Stored data:
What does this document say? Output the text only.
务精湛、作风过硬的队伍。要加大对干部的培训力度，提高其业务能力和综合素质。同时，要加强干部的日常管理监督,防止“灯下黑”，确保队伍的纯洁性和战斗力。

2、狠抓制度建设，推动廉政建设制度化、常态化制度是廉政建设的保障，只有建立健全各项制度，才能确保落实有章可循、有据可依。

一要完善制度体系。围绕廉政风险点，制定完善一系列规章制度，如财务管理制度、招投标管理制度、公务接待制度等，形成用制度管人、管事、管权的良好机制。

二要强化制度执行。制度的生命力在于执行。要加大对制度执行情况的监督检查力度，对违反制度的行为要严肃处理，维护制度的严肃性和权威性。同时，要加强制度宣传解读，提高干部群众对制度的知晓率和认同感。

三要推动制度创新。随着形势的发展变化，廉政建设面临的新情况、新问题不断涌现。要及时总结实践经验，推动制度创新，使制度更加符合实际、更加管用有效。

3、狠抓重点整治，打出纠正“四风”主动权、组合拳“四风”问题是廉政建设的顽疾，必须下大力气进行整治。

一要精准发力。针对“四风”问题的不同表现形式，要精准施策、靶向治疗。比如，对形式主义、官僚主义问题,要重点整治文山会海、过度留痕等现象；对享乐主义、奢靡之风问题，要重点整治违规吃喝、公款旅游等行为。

_AIM OF THE EXERCISE_
Please quote every record above exactly as it appears.

_RESULT_
What does this document say? Output the text only.
务精湛、作风过硬的队伍。要加大对干部的培训力度，提高其业务能力和综合素质。同时，要加强干部的日常管理监督,防止“灯下黑”，确保队伍的纯洁性和战斗力。

2、狠抓制度建设，推动廉政建设制度化、常态化制度是廉政建设的保障，只有建立健全各项制度，才能确保落实有章可循、有据可依。

一要完善制度体系。围绕廉政风险点，制定完善一系列规章制度，如财务管理制度、招投标管理制度、公务接待制度等，形成用制度管人、管事、管权的良好机制。

二要强化制度执行。制度的生命力在于执行。要加大对制度执行情况的监督检查力度，对违反制度的行为要严肃处理，维护制度的严肃性和权威性。同时，要加强制度宣传解读，提高干部群众对制度的知晓率和认同感。

三要推动制度创新。随着形势的发展变化，廉政建设面临的新情况、新问题不断涌现。要及时总结实践经验，推动制度创新，使制度更加符合实际、更加管用有效。

3、狠抓重点整治，打出纠正“四风”主动权、组合拳“四风”问题是廉政建设的顽疾，必须下大力气进行整治。

一要精准发力。针对“四风”问题的不同表现形式，要精准施策、靶向治疗。比如，对形式主义、官僚主义问题,要重点整治文山会海、过度留痕等现象；对享乐主义、奢靡之风问题，要重点整治违规吃喝、公款旅游等行为。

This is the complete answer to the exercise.